(Dataset items)
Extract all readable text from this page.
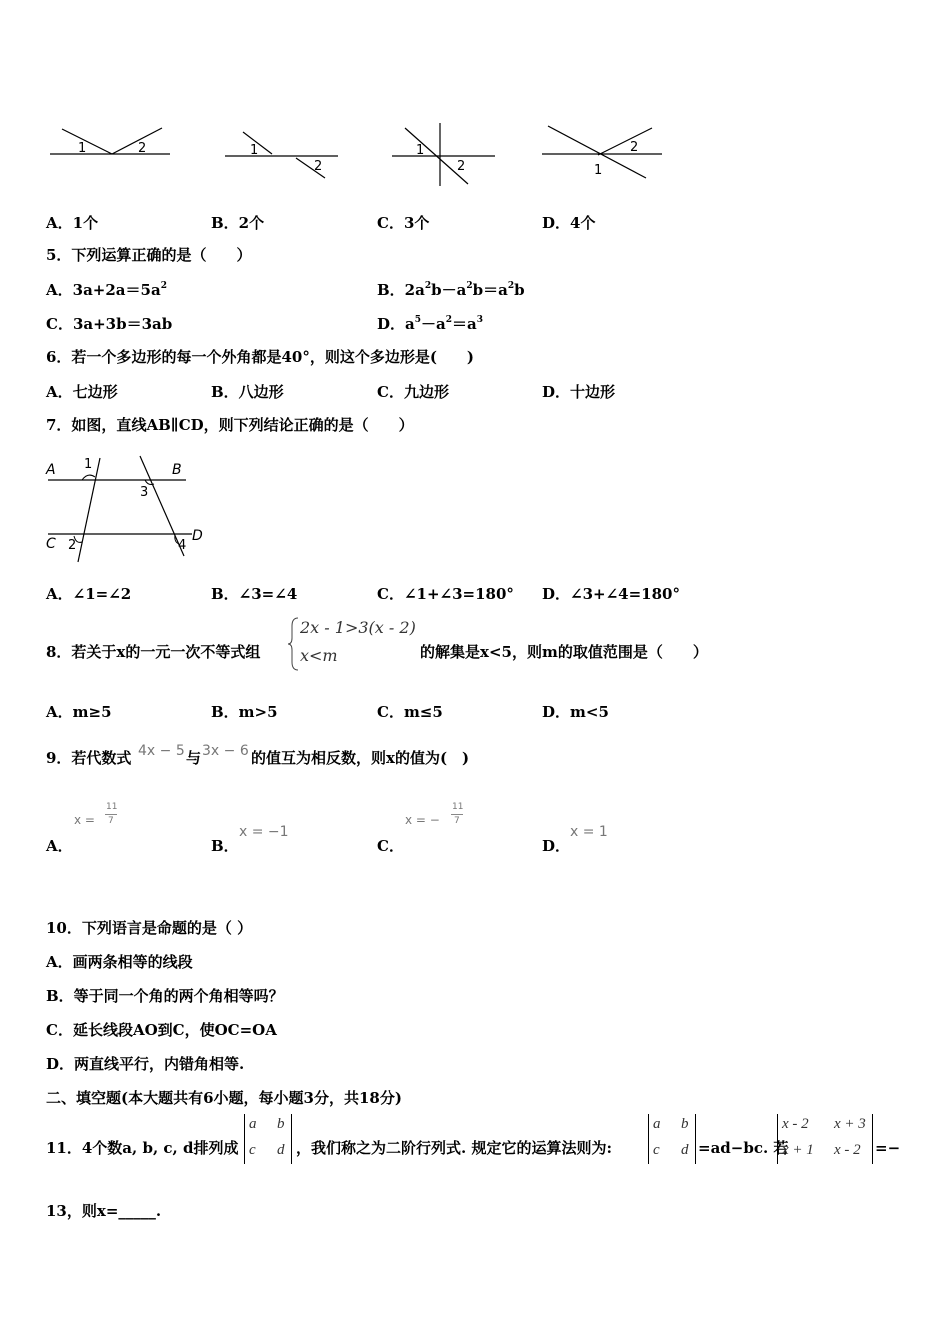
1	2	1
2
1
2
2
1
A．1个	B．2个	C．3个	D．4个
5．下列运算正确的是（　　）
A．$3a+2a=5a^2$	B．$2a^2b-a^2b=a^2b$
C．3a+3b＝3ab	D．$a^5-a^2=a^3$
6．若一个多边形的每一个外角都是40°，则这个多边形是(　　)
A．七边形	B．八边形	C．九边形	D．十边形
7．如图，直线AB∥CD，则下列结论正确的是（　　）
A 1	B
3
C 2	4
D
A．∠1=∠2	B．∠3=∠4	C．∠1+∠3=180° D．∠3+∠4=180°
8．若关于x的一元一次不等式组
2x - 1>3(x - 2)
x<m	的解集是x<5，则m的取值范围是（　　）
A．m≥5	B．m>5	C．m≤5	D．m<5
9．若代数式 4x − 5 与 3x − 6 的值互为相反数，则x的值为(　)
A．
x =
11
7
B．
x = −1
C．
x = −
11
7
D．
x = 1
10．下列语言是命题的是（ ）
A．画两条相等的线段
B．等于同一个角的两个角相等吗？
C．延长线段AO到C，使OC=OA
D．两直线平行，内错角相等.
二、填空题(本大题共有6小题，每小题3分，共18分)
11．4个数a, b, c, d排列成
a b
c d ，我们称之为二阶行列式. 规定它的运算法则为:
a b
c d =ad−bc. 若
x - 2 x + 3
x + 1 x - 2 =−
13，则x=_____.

PROBLEM REQUIREMENTS: Leave out the pictures, and give all the records again exactly.

RESULT OF THIS EXERCISE:
Extract all readable text from this page.
1	2	1
2
1
2
2
1
A．1个	B．2个	C．3个	D．4个
5．下列运算正确的是（　　）
A．$3a+2a=5a^2$	B．$2a^2b-a^2b=a^2b$
C．3a+3b＝3ab	D．$a^5-a^2=a^3$
6．若一个多边形的每一个外角都是40°，则这个多边形是(　　)
A．七边形	B．八边形	C．九边形	D．十边形
7．如图，直线AB∥CD，则下列结论正确的是（　　）
A 1	B
3
C 2	4
D
A．∠1=∠2	B．∠3=∠4	C．∠1+∠3=180° D．∠3+∠4=180°
8．若关于x的一元一次不等式组
2x - 1>3(x - 2)
x<m	的解集是x<5，则m的取值范围是（　　）
A．m≥5	B．m>5	C．m≤5	D．m<5
9．若代数式 4x − 5 与 3x − 6 的值互为相反数，则x的值为(　)
A．
x =
11
7
B．
x = −1
C．
x = −
11
7
D．
x = 1
10．下列语言是命题的是（ ）
A．画两条相等的线段
B．等于同一个角的两个角相等吗？
C．延长线段AO到C，使OC=OA
D．两直线平行，内错角相等.
二、填空题(本大题共有6小题，每小题3分，共18分)
11．4个数a, b, c, d排列成
a b
c d ，我们称之为二阶行列式. 规定它的运算法则为:
a b
c d =ad−bc. 若
x - 2 x + 3
x + 1 x - 2 =−
13，则x=_____.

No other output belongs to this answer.